#### Dataset records:
▽

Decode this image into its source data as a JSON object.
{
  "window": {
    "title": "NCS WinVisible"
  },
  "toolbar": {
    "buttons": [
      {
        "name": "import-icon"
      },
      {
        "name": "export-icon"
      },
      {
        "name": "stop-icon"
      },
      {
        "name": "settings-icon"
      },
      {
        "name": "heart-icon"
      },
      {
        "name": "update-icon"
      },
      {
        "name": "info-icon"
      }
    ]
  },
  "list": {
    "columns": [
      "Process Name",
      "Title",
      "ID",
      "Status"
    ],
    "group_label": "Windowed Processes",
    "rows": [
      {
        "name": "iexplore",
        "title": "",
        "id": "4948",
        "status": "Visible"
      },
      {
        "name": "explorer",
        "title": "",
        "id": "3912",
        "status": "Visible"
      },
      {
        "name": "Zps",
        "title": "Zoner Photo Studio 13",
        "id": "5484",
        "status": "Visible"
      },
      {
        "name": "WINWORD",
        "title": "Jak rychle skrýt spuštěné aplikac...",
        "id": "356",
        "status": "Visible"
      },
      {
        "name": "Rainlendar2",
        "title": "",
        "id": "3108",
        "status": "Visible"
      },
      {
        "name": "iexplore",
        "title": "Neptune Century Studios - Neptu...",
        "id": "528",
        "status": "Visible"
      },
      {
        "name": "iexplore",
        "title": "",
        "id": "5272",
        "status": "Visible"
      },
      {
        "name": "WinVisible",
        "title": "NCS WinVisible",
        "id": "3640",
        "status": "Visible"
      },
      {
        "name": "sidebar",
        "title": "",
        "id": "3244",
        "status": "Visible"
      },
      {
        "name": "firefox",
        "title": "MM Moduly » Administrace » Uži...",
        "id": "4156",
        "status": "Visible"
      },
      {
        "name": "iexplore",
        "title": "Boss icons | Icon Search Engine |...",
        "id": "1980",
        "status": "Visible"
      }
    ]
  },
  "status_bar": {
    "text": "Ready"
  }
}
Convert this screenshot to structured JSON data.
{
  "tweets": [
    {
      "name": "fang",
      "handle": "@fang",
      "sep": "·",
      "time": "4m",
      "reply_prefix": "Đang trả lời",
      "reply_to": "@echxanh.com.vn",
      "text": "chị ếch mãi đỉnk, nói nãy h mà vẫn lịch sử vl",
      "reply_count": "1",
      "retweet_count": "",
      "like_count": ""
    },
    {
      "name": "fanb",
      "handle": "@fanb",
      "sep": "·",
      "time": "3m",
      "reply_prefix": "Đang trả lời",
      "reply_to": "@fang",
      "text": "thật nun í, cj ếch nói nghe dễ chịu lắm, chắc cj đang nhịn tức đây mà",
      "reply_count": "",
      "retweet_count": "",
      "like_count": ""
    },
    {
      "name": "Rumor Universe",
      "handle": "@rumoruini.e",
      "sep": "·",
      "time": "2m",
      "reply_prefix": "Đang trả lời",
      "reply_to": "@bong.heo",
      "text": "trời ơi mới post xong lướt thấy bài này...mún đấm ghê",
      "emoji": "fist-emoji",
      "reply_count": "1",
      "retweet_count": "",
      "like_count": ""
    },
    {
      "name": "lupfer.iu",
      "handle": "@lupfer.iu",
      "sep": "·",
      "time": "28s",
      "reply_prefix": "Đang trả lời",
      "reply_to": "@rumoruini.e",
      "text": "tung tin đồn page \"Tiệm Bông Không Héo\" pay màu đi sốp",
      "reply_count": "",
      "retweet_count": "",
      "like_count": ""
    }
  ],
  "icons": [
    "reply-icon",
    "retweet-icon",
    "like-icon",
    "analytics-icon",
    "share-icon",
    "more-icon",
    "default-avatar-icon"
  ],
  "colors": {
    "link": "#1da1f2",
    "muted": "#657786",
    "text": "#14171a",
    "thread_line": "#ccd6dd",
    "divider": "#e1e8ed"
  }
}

△

#### Task details:
Repeat every record exactly as written, please.

#### Complete answer:
Decode this image into its source data as a JSON object.
{
  "window": {
    "title": "NCS WinVisible"
  },
  "toolbar": {
    "buttons": [
      {
        "name": "import-icon"
      },
      {
        "name": "export-icon"
      },
      {
        "name": "stop-icon"
      },
      {
        "name": "settings-icon"
      },
      {
        "name": "heart-icon"
      },
      {
        "name": "update-icon"
      },
      {
        "name": "info-icon"
      }
    ]
  },
  "list": {
    "columns": [
      "Process Name",
      "Title",
      "ID",
      "Status"
    ],
    "group_label": "Windowed Processes",
    "rows": [
      {
        "name": "iexplore",
        "title": "",
        "id": "4948",
        "status": "Visible"
      },
      {
        "name": "explorer",
        "title": "",
        "id": "3912",
        "status": "Visible"
      },
      {
        "name": "Zps",
        "title": "Zoner Photo Studio 13",
        "id": "5484",
        "status": "Visible"
      },
      {
        "name": "WINWORD",
        "title": "Jak rychle skrýt spuštěné aplikac...",
        "id": "356",
        "status": "Visible"
      },
      {
        "name": "Rainlendar2",
        "title": "",
        "id": "3108",
        "status": "Visible"
      },
      {
        "name": "iexplore",
        "title": "Neptune Century Studios - Neptu...",
        "id": "528",
        "status": "Visible"
      },
      {
        "name": "iexplore",
        "title": "",
        "id": "5272",
        "status": "Visible"
      },
      {
        "name": "WinVisible",
        "title": "NCS WinVisible",
        "id": "3640",
        "status": "Visible"
      },
      {
        "name": "sidebar",
        "title": "",
        "id": "3244",
        "status": "Visible"
      },
      {
        "name": "firefox",
        "title": "MM Moduly » Administrace » Uži...",
        "id": "4156",
        "status": "Visible"
      },
      {
        "name": "iexplore",
        "title": "Boss icons | Icon Search Engine |...",
        "id": "1980",
        "status": "Visible"
      }
    ]
  },
  "status_bar": {
    "text": "Ready"
  }
}
Convert this screenshot to structured JSON data.
{
  "tweets": [
    {
      "name": "fang",
      "handle": "@fang",
      "sep": "·",
      "time": "4m",
      "reply_prefix": "Đang trả lời",
      "reply_to": "@echxanh.com.vn",
      "text": "chị ếch mãi đỉnk, nói nãy h mà vẫn lịch sử vl",
      "reply_count": "1",
      "retweet_count": "",
      "like_count": ""
    },
    {
      "name": "fanb",
      "handle": "@fanb",
      "sep": "·",
      "time": "3m",
      "reply_prefix": "Đang trả lời",
      "reply_to": "@fang",
      "text": "thật nun í, cj ếch nói nghe dễ chịu lắm, chắc cj đang nhịn tức đây mà",
      "reply_count": "",
      "retweet_count": "",
      "like_count": ""
    },
    {
      "name": "Rumor Universe",
      "handle": "@rumoruini.e",
      "sep": "·",
      "time": "2m",
      "reply_prefix": "Đang trả lời",
      "reply_to": "@bong.heo",
      "text": "trời ơi mới post xong lướt thấy bài này...mún đấm ghê",
      "emoji": "fist-emoji",
      "reply_count": "1",
      "retweet_count": "",
      "like_count": ""
    },
    {
      "name": "lupfer.iu",
      "handle": "@lupfer.iu",
      "sep": "·",
      "time": "28s",
      "reply_prefix": "Đang trả lời",
      "reply_to": "@rumoruini.e",
      "text": "tung tin đồn page \"Tiệm Bông Không Héo\" pay màu đi sốp",
      "reply_count": "",
      "retweet_count": "",
      "like_count": ""
    }
  ],
  "icons": [
    "reply-icon",
    "retweet-icon",
    "like-icon",
    "analytics-icon",
    "share-icon",
    "more-icon",
    "default-avatar-icon"
  ],
  "colors": {
    "link": "#1da1f2",
    "muted": "#657786",
    "text": "#14171a",
    "thread_line": "#ccd6dd",
    "divider": "#e1e8ed"
  }
}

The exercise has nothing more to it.